### PROVIDED RECORDS
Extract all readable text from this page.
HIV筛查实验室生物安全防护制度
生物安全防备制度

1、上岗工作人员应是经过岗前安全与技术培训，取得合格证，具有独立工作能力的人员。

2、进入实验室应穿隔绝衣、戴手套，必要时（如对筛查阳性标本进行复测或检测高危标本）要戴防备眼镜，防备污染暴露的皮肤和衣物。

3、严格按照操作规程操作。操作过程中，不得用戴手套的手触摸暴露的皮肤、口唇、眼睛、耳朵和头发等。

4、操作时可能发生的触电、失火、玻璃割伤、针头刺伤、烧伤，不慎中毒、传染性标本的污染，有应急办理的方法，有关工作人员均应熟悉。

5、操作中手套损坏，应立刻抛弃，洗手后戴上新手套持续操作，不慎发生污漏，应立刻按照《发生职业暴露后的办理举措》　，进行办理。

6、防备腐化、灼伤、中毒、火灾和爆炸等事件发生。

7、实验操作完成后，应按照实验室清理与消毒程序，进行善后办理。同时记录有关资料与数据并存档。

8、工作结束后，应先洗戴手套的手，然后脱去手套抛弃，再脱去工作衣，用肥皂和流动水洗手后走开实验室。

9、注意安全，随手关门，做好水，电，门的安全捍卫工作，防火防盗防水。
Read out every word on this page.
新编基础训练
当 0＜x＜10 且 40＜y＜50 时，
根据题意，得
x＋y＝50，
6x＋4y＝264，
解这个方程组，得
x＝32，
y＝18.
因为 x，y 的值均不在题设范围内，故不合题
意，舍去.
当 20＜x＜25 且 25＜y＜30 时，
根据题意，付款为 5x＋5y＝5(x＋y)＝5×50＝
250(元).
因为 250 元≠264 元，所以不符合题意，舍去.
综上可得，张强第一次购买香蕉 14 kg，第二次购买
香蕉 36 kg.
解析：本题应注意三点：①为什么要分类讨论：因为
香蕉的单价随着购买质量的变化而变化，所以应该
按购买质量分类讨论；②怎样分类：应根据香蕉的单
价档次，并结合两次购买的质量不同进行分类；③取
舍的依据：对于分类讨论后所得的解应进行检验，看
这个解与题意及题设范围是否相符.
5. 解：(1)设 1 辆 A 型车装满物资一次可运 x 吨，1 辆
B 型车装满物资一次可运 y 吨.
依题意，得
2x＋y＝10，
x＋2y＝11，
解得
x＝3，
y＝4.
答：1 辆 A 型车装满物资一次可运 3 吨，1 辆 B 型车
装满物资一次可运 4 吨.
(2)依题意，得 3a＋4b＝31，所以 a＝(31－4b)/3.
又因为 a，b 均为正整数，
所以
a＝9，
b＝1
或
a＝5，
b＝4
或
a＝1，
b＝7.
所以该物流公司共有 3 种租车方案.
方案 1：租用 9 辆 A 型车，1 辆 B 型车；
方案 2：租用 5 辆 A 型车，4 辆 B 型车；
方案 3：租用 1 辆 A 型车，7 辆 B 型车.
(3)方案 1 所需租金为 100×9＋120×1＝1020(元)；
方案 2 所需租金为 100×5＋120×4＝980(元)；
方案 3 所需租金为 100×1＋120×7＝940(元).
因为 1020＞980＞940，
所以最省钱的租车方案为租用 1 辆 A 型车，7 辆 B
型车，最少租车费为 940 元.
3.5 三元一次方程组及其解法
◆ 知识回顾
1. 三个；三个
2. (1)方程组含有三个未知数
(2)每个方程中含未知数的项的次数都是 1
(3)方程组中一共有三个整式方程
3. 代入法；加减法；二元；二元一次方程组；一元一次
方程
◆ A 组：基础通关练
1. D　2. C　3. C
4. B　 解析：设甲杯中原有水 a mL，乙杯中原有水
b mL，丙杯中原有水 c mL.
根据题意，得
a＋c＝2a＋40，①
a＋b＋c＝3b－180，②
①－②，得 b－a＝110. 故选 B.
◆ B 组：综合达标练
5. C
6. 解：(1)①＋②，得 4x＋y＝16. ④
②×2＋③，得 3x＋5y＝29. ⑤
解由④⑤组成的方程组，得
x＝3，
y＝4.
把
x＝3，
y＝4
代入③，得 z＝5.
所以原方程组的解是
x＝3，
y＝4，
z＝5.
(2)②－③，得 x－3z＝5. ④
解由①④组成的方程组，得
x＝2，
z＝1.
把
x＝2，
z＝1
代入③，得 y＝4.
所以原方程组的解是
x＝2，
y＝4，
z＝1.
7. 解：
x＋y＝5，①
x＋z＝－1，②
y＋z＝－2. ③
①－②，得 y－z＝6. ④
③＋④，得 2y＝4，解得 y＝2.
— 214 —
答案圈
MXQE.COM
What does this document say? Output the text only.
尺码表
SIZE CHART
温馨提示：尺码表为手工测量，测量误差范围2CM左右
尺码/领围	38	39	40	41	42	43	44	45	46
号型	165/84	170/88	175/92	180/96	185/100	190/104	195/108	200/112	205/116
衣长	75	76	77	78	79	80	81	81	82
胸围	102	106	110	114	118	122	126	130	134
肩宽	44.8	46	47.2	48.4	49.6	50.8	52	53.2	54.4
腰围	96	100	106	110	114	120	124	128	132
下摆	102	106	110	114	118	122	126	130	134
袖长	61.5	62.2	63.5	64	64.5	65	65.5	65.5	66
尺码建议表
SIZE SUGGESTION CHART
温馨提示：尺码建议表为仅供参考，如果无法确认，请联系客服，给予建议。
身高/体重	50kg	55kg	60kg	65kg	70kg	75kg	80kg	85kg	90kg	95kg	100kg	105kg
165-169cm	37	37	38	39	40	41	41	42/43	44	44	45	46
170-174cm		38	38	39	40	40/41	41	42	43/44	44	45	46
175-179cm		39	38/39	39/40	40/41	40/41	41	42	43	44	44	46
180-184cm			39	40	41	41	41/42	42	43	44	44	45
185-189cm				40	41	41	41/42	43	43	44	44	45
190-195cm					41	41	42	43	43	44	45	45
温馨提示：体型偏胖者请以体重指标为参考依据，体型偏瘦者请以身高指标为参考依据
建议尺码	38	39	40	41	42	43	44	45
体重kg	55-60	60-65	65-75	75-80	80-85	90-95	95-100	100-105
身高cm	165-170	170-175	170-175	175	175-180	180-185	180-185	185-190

### OBJECTIVE
Begin with the line that contains "What does this" and set down each line exactly until the records above end, including the final line.

### SOLUTION TO THIS TASK
What does this document say? Output the text only.
尺码表
SIZE CHART
温馨提示：尺码表为手工测量，测量误差范围2CM左右
尺码/领围	38	39	40	41	42	43	44	45	46
号型	165/84	170/88	175/92	180/96	185/100	190/104	195/108	200/112	205/116
衣长	75	76	77	78	79	80	81	81	82
胸围	102	106	110	114	118	122	126	130	134
肩宽	44.8	46	47.2	48.4	49.6	50.8	52	53.2	54.4
腰围	96	100	106	110	114	120	124	128	132
下摆	102	106	110	114	118	122	126	130	134
袖长	61.5	62.2	63.5	64	64.5	65	65.5	65.5	66
尺码建议表
SIZE SUGGESTION CHART
温馨提示：尺码建议表为仅供参考，如果无法确认，请联系客服，给予建议。
身高/体重	50kg	55kg	60kg	65kg	70kg	75kg	80kg	85kg	90kg	95kg	100kg	105kg
165-169cm	37	37	38	39	40	41	41	42/43	44	44	45	46
170-174cm		38	38	39	40	40/41	41	42	43/44	44	45	46
175-179cm		39	38/39	39/40	40/41	40/41	41	42	43	44	44	46
180-184cm			39	40	41	41	41/42	42	43	44	44	45
185-189cm				40	41	41	41/42	43	43	44	44	45
190-195cm					41	41	42	43	43	44	45	45
温馨提示：体型偏胖者请以体重指标为参考依据，体型偏瘦者请以身高指标为参考依据
建议尺码	38	39	40	41	42	43	44	45
体重kg	55-60	60-65	65-75	75-80	80-85	90-95	95-100	100-105
身高cm	165-170	170-175	170-175	175	175-180	180-185	180-185	185-190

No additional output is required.